(begin)
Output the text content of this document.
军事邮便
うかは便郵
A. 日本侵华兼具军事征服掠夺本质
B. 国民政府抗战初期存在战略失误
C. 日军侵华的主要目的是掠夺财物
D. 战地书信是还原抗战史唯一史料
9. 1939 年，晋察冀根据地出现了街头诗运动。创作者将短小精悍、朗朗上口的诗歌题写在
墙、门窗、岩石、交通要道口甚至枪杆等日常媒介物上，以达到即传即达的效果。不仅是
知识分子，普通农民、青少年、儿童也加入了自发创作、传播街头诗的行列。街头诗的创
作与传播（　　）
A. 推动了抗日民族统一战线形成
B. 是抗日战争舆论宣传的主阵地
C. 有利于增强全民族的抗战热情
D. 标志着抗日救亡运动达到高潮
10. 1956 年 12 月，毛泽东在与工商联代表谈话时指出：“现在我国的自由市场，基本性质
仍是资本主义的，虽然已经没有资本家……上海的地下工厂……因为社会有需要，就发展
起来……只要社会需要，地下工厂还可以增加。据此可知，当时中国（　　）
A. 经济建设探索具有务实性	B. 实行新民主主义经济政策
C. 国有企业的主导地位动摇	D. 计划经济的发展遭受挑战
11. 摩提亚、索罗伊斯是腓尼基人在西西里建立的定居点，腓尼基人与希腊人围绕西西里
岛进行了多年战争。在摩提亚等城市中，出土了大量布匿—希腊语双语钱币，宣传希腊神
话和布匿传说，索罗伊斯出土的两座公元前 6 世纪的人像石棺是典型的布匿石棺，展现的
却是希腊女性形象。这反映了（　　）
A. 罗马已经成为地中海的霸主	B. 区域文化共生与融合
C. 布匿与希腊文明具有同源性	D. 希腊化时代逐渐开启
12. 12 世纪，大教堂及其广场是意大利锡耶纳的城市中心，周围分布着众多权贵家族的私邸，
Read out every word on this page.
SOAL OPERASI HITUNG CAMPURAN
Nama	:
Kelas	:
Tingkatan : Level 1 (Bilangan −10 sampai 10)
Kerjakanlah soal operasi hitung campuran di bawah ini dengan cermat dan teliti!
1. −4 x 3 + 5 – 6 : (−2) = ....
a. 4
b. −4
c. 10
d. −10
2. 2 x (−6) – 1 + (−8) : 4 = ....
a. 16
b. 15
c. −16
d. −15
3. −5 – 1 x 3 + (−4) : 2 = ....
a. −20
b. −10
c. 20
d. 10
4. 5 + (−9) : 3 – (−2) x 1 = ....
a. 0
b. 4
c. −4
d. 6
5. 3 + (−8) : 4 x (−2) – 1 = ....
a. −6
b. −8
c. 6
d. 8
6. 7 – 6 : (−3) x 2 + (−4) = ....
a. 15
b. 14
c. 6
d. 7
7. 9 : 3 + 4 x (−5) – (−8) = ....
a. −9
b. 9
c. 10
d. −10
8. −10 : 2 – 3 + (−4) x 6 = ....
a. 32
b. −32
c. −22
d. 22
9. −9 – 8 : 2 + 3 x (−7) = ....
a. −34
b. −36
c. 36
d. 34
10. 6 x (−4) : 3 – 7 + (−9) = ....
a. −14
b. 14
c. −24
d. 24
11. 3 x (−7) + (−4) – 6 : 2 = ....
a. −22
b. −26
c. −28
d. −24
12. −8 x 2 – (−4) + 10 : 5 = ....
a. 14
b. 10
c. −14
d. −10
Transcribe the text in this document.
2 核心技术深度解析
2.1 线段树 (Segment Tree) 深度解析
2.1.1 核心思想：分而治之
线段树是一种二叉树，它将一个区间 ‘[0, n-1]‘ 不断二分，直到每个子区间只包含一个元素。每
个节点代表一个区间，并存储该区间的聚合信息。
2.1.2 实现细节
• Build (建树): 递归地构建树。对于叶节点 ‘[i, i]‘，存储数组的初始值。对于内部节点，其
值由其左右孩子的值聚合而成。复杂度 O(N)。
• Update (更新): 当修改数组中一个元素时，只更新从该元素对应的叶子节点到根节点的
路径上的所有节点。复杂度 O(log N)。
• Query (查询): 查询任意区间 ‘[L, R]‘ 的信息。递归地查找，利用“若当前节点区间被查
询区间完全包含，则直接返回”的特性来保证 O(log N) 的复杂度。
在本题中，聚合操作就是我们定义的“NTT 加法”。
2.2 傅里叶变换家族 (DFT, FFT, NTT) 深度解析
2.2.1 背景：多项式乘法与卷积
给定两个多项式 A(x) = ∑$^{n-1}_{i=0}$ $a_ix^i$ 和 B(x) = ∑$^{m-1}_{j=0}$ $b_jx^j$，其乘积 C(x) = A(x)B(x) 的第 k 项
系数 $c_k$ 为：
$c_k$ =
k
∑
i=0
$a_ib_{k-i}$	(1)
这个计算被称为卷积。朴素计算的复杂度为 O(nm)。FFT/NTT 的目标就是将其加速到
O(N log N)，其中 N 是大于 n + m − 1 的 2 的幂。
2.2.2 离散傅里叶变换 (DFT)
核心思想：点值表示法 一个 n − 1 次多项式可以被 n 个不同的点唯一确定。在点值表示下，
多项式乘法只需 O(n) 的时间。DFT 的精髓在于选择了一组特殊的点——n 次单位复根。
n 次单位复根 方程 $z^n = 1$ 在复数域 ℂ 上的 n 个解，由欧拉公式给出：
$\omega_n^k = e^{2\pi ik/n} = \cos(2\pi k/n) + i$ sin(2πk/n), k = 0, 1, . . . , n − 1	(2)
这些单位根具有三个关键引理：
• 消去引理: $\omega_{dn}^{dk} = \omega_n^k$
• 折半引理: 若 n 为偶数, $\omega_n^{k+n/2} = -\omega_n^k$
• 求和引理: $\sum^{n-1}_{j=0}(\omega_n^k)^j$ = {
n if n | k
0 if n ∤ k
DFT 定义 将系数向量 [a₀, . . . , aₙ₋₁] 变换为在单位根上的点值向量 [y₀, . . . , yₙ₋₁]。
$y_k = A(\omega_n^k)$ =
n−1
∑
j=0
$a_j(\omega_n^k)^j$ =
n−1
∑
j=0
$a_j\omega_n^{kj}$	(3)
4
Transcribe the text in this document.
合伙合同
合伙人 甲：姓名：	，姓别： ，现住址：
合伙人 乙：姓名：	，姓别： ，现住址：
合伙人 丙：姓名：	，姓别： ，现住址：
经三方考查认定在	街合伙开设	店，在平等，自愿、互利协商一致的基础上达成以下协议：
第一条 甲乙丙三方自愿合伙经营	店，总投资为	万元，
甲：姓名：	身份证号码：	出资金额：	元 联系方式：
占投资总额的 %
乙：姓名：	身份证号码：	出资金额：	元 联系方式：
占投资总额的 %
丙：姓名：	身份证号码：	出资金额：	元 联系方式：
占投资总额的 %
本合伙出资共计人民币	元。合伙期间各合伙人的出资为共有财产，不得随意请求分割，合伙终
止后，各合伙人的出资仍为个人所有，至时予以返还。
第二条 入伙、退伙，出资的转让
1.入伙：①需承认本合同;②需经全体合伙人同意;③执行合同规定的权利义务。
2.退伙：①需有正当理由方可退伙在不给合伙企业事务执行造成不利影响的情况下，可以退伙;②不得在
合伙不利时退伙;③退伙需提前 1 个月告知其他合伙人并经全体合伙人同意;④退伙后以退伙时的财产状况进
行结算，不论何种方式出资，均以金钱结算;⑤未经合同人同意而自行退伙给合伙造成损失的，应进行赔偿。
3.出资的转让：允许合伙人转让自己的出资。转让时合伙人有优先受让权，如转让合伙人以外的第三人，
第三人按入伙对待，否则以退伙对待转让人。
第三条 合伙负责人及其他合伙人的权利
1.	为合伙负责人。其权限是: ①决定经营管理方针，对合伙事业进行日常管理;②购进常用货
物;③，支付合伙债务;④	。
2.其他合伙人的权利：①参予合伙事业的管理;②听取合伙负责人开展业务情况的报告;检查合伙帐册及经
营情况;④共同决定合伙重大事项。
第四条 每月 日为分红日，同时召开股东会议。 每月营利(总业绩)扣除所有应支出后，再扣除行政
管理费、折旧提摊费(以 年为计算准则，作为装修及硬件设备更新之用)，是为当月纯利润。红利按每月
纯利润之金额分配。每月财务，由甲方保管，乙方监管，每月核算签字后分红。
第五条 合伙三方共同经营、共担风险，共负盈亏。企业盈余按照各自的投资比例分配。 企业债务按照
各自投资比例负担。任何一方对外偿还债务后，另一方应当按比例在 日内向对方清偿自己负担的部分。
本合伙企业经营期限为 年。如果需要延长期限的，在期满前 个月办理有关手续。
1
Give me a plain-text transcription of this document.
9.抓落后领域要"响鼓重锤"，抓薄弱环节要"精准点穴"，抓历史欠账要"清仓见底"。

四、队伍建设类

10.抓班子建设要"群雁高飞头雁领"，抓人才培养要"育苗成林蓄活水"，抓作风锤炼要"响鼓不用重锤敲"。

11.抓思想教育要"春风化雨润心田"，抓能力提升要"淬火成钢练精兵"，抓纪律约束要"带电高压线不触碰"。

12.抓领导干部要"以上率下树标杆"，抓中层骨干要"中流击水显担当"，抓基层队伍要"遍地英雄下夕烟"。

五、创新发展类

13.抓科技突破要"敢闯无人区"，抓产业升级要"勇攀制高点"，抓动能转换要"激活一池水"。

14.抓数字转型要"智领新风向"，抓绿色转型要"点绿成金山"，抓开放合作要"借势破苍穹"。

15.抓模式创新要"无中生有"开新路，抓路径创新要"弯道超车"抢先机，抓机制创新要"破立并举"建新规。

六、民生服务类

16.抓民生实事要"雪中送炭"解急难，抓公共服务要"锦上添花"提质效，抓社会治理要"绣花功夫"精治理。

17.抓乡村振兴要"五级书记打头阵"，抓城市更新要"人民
(end)
» Work to be completed: Extract every line containing the string "身份证号码" from the data above.

» Solution for this task:
甲：姓名：	身份证号码：	出资金额：	元 联系方式：
乙：姓名：	身份证号码：	出资金额：	元 联系方式：
丙：姓名：	身份证号码：	出资金额：	元 联系方式：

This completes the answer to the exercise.